[Listings of boxed layout items]
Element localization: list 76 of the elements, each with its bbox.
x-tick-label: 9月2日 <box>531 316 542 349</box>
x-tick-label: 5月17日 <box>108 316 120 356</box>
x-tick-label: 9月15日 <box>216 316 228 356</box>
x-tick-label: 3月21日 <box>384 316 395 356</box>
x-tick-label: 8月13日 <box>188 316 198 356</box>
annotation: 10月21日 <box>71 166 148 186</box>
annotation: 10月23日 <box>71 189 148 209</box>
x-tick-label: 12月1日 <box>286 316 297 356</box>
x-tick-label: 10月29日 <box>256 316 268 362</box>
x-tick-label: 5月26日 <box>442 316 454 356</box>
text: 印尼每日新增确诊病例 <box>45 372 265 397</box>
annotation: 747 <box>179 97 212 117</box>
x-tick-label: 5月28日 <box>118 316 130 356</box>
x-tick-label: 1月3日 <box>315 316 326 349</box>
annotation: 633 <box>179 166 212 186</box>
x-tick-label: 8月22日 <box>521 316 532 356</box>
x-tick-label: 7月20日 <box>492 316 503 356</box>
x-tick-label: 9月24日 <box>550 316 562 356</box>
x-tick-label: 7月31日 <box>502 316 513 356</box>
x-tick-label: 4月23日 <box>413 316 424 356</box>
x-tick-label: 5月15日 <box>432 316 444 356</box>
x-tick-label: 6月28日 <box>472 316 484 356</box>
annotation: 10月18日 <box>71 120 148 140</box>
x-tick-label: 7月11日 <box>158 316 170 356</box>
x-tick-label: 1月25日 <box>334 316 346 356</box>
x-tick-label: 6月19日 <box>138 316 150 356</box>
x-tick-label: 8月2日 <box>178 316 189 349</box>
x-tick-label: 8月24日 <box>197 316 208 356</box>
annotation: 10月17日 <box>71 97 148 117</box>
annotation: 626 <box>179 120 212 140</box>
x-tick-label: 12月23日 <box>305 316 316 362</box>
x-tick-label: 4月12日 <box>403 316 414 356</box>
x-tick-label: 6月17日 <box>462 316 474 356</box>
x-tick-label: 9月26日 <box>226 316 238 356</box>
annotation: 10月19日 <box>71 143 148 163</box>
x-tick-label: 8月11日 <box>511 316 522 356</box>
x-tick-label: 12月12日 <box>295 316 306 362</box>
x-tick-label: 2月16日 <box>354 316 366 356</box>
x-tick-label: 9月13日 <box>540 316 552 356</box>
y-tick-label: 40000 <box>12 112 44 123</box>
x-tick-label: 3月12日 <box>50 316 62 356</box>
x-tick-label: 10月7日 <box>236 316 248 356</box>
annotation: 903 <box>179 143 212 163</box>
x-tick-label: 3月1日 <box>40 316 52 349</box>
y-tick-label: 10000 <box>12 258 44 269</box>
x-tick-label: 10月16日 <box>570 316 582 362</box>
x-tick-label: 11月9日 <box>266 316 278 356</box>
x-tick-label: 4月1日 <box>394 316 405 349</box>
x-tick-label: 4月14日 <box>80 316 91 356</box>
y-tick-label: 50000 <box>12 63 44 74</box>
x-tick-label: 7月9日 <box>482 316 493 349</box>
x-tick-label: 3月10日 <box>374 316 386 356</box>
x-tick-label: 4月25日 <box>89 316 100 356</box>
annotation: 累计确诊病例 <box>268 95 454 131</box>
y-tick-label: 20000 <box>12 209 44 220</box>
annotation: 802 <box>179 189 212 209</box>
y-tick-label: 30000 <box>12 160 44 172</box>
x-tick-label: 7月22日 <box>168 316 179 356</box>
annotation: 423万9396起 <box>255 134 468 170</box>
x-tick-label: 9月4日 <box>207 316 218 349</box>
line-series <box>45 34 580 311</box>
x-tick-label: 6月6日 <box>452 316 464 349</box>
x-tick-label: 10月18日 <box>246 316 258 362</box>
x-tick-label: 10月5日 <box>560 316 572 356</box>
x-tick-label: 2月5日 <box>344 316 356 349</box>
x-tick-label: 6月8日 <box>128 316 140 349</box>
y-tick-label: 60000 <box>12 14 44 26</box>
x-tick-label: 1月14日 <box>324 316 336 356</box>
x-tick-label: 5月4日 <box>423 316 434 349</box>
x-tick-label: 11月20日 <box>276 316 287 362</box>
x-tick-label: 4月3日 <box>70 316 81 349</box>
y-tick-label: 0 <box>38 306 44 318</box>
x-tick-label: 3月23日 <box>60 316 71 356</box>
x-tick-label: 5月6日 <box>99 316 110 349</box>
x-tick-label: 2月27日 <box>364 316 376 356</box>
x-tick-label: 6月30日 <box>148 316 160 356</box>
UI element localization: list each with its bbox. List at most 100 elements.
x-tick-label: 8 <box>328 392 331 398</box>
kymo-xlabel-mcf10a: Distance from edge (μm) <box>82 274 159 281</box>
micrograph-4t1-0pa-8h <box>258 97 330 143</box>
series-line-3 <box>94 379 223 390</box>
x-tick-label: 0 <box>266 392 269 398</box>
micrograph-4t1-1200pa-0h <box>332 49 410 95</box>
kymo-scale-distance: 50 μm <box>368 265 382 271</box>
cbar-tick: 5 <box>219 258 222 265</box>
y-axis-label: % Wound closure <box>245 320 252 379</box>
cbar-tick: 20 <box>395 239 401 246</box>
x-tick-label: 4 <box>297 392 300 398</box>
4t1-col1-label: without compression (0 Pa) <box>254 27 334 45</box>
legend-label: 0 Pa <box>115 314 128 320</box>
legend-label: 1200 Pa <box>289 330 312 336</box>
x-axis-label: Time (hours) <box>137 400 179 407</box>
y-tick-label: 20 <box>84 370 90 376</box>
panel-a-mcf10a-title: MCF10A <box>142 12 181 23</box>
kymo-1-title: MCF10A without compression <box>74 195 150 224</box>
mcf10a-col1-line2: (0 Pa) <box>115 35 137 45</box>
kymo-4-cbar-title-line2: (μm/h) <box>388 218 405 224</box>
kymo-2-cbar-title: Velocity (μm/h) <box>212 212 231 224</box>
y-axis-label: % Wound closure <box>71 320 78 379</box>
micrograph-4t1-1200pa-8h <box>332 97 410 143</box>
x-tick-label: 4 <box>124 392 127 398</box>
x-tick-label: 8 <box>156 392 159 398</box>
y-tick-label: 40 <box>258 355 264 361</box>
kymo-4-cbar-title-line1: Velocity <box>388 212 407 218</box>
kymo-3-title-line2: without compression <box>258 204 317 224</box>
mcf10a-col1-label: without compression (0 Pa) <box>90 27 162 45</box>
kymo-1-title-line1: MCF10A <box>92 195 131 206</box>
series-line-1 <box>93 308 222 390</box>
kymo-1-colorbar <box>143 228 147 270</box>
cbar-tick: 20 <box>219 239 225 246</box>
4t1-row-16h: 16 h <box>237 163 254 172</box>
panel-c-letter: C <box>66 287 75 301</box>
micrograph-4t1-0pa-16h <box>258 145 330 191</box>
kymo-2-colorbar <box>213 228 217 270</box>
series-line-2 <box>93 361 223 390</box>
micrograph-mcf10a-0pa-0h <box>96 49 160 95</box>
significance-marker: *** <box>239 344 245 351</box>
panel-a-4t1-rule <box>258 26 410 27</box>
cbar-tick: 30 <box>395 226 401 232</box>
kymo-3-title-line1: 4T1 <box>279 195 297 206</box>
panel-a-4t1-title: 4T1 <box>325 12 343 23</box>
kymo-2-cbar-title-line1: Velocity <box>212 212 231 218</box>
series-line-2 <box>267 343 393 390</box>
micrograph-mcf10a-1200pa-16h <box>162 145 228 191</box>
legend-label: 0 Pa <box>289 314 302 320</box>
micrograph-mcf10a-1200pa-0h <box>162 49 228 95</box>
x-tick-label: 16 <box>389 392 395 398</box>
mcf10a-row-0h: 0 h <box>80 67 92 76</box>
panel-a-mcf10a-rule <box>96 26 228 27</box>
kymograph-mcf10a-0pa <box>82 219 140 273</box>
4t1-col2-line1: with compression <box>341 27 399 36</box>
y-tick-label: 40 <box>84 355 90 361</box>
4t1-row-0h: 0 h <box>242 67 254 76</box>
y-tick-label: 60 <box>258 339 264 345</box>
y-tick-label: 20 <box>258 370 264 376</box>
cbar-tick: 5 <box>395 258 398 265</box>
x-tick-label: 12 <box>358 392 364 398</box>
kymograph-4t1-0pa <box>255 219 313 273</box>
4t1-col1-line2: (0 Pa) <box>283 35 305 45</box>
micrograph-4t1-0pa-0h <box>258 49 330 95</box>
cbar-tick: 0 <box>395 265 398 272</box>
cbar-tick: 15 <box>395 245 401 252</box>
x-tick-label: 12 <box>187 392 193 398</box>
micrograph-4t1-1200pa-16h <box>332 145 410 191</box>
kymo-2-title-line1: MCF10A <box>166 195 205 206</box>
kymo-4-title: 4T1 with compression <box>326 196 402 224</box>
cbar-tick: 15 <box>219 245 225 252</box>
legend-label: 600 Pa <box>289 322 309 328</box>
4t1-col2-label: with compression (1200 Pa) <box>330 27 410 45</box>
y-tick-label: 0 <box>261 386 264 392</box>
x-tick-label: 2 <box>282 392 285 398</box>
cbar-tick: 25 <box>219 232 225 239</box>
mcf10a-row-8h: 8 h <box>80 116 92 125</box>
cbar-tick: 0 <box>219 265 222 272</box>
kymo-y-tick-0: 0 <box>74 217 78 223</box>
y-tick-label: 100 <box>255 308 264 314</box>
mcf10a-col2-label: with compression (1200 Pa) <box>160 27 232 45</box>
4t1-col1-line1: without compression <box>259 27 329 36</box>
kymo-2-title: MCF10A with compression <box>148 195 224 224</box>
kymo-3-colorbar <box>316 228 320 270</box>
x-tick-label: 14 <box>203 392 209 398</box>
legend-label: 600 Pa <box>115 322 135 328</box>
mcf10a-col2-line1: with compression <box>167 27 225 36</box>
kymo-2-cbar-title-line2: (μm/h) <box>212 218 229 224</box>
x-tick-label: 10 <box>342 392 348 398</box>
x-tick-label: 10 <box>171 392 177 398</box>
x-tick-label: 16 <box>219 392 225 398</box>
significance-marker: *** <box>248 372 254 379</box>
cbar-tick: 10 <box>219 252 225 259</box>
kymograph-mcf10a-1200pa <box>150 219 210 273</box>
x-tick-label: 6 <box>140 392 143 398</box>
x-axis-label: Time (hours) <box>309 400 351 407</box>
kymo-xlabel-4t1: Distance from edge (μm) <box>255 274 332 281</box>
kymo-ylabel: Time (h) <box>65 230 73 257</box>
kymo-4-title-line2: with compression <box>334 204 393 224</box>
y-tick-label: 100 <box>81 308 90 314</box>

**What is being asked**
Retype the entries without alteration, from their beginning through the line containing "x-tick-label: 8月2日 <box>178 316 189 349</box>", that line included.

**The output**
Element localization: list 76 of the elements, each with its bbox.
x-tick-label: 9月2日 <box>531 316 542 349</box>
x-tick-label: 5月17日 <box>108 316 120 356</box>
x-tick-label: 9月15日 <box>216 316 228 356</box>
x-tick-label: 3月21日 <box>384 316 395 356</box>
x-tick-label: 8月13日 <box>188 316 198 356</box>
annotation: 10月21日 <box>71 166 148 186</box>
annotation: 10月23日 <box>71 189 148 209</box>
x-tick-label: 12月1日 <box>286 316 297 356</box>
x-tick-label: 10月29日 <box>256 316 268 362</box>
x-tick-label: 5月26日 <box>442 316 454 356</box>
text: 印尼每日新增确诊病例 <box>45 372 265 397</box>
annotation: 747 <box>179 97 212 117</box>
x-tick-label: 5月28日 <box>118 316 130 356</box>
x-tick-label: 1月3日 <box>315 316 326 349</box>
annotation: 633 <box>179 166 212 186</box>
x-tick-label: 8月22日 <box>521 316 532 356</box>
x-tick-label: 7月20日 <box>492 316 503 356</box>
x-tick-label: 9月24日 <box>550 316 562 356</box>
x-tick-label: 7月31日 <box>502 316 513 356</box>
x-tick-label: 4月23日 <box>413 316 424 356</box>
x-tick-label: 5月15日 <box>432 316 444 356</box>
x-tick-label: 6月28日 <box>472 316 484 356</box>
annotation: 10月18日 <box>71 120 148 140</box>
x-tick-label: 7月11日 <box>158 316 170 356</box>
x-tick-label: 1月25日 <box>334 316 346 356</box>
x-tick-label: 6月19日 <box>138 316 150 356</box>
x-tick-label: 8月2日 <box>178 316 189 349</box>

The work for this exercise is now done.